— Begin —

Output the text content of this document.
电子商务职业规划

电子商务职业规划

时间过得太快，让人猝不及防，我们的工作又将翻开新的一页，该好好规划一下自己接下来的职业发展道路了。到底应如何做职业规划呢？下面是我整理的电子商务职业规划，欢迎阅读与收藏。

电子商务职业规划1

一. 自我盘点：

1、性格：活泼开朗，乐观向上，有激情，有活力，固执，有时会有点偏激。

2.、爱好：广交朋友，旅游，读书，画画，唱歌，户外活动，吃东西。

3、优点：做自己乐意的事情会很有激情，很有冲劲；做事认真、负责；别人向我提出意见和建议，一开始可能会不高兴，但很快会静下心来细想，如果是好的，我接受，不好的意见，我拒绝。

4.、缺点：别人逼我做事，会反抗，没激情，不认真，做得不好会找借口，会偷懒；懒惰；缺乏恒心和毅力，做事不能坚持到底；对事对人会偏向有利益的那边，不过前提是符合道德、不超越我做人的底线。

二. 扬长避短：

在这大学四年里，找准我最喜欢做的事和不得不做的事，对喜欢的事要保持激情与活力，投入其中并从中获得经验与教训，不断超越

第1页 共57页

— End —
— Begin —

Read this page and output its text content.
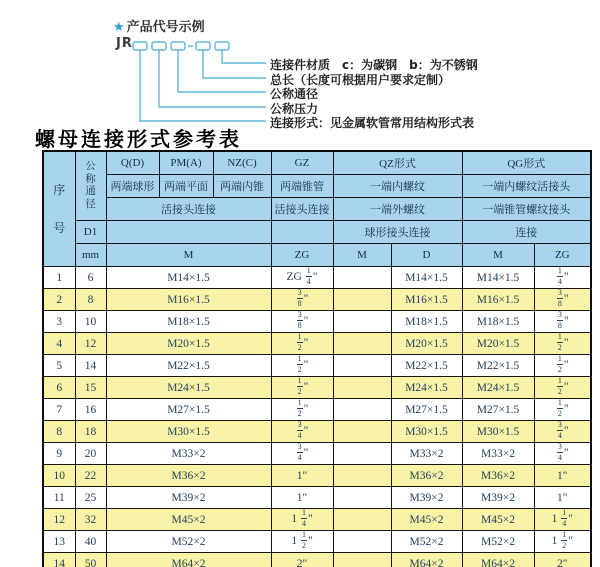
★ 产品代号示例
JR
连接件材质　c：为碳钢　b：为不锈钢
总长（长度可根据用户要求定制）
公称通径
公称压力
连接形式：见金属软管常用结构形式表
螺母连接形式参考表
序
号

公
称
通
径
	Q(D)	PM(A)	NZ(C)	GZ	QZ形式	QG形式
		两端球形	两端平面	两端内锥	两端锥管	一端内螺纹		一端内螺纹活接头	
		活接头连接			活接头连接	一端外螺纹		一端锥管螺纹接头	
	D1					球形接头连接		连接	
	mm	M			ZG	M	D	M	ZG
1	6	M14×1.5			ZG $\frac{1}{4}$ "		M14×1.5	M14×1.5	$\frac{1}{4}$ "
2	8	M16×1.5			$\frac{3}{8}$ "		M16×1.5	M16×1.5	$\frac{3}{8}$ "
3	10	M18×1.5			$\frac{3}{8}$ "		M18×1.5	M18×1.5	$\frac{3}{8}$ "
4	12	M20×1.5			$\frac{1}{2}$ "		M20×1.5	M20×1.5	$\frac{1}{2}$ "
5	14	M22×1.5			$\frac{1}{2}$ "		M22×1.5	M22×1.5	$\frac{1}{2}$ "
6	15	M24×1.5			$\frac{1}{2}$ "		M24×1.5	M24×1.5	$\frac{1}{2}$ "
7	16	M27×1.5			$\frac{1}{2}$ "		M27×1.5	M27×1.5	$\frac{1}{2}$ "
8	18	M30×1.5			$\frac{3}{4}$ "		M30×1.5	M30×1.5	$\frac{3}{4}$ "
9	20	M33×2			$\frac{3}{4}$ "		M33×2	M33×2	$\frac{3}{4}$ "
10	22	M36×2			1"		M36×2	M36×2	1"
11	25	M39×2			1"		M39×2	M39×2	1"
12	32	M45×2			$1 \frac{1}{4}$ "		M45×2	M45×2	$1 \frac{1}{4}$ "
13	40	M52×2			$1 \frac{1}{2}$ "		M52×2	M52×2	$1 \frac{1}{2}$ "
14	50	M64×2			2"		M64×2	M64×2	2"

— End —

Sift through the entries and copy every line with "frac".

1	6	M14×1.5			ZG $\frac{1}{4}$ "		M14×1.5	M14×1.5	$\frac{1}{4}$ "
2	8	M16×1.5			$\frac{3}{8}$ "		M16×1.5	M16×1.5	$\frac{3}{8}$ "
3	10	M18×1.5			$\frac{3}{8}$ "		M18×1.5	M18×1.5	$\frac{3}{8}$ "
4	12	M20×1.5			$\frac{1}{2}$ "		M20×1.5	M20×1.5	$\frac{1}{2}$ "
5	14	M22×1.5			$\frac{1}{2}$ "		M22×1.5	M22×1.5	$\frac{1}{2}$ "
6	15	M24×1.5			$\frac{1}{2}$ "		M24×1.5	M24×1.5	$\frac{1}{2}$ "
7	16	M27×1.5			$\frac{1}{2}$ "		M27×1.5	M27×1.5	$\frac{1}{2}$ "
8	18	M30×1.5			$\frac{3}{4}$ "		M30×1.5	M30×1.5	$\frac{3}{4}$ "
9	20	M33×2			$\frac{3}{4}$ "		M33×2	M33×2	$\frac{3}{4}$ "
12	32	M45×2			$1 \frac{1}{4}$ "		M45×2	M45×2	$1 \frac{1}{4}$ "
13	40	M52×2			$1 \frac{1}{2}$ "		M52×2	M52×2	$1 \frac{1}{2}$ "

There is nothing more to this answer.